**Written request**
Among the lines below, count those with "After". Give only the number.

--- Begin Rows ---

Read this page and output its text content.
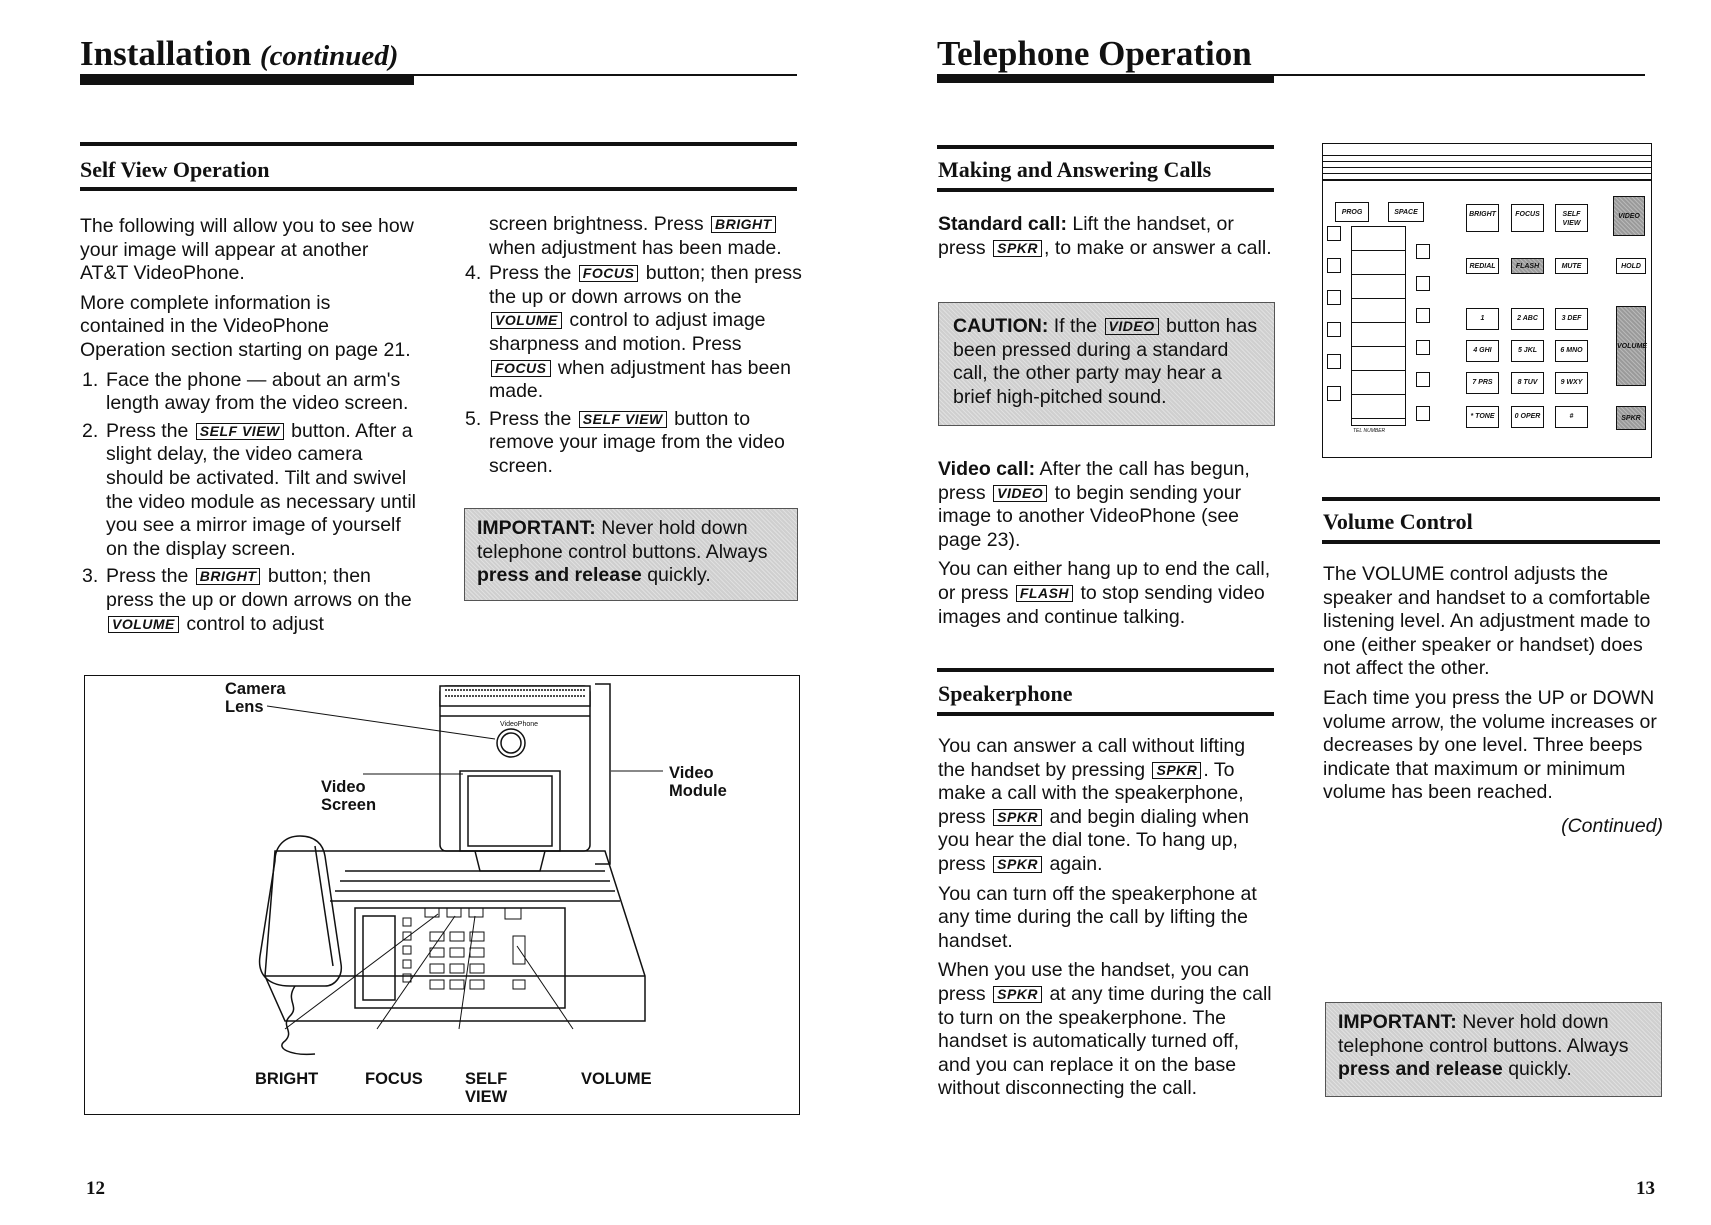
Installation (continued)
Self View Operation

The following will allow you to see how your image will appear at another AT&T VideoPhone.

More complete information is contained in the VideoPhone Operation section starting on page 21.

1. Face the phone — about an arm's length away from the video screen.
2. Press the SELF VIEW button. After a slight delay, the video camera should be activated. Tilt and swivel the video module as necessary until you see a mirror image of yourself on the display screen.
3. Press the BRIGHT button; then press the up or down arrows on the VOLUME control to adjust
screen brightness. Press BRIGHT when adjustment has been made.
4. Press the FOCUS button; then press the up or down arrows on the VOLUME control to adjust image sharpness and motion. Press FOCUS when adjustment has been made.
5. Press the SELF VIEW button to remove your image from the video screen.
IMPORTANT: Never hold down telephone control buttons. Always press and release quickly.
VideoPhone
Camera Lens
Video Screen
Video Module
BRIGHT	FOCUS	SELF VIEW
VOLUME
12
Telephone Operation
Making and Answering Calls
Standard call: Lift the handset, or press SPKR , to make or answer a call.
CAUTION: If the VIDEO button has been pressed during a standard call, the other party may hear a brief high-pitched sound.

Video call: After the call has begun, press VIDEO to begin sending your image to another VideoPhone (see page 23).

You can either hang up to end the call, or press FLASH to stop sending video images and continue talking.

Speakerphone

You can answer a call without lifting the handset by pressing SPKR . To make a call with the speakerphone, press SPKR and begin dialing when you hear the dial tone. To hang up, press SPKR again.

You can turn off the speakerphone at any time during the call by lifting the handset.

When you use the handset, you can press SPKR at any time during the call to turn on the speakerphone. The handset is automatically turned off, and you can replace it on the base without disconnecting the call.

PROG	SPACE	BRIGHT	FOCUS	SELF VIEW
VIDEO
TEL NUMBER
REDIAL	FLASH	MUTE	HOLD
1	2 ABC	3 DEF
4 GHI	5 JKL	6 MNO
7 PRS	8 TUV	9 WXY
* TONE	0 OPER	#
VOLUME
SPKR
Volume Control

The VOLUME control adjusts the speaker and handset to a comfortable listening level. An adjustment made to one (either speaker or handset) does not affect the other.

Each time you press the UP or DOWN volume arrow, the volume increases or decreases by one level. Three beeps indicate that maximum or minimum volume has been reached.

(Continued)

IMPORTANT: Never hold down telephone control buttons. Always press and release quickly.
13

--- End Rows ---

**Expected output**
2